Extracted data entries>
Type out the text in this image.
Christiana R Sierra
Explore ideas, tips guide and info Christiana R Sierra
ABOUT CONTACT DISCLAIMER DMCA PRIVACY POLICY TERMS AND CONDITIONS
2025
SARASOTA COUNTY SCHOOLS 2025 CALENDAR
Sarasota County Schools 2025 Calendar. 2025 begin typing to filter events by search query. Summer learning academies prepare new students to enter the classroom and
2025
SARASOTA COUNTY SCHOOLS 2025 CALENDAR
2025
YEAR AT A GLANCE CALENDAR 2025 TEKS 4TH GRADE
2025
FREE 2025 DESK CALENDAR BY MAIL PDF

What is required> Each line of the listing should be copied exactly.

Worked answer>
Type out the text in this image.
Christiana R Sierra
Explore ideas, tips guide and info Christiana R Sierra
ABOUT CONTACT DISCLAIMER DMCA PRIVACY POLICY TERMS AND CONDITIONS
2025
SARASOTA COUNTY SCHOOLS 2025 CALENDAR
Sarasota County Schools 2025 Calendar. 2025 begin typing to filter events by search query. Summer learning academies prepare new students to enter the classroom and
2025
SARASOTA COUNTY SCHOOLS 2025 CALENDAR
2025
YEAR AT A GLANCE CALENDAR 2025 TEKS 4TH GRADE
2025
FREE 2025 DESK CALENDAR BY MAIL PDF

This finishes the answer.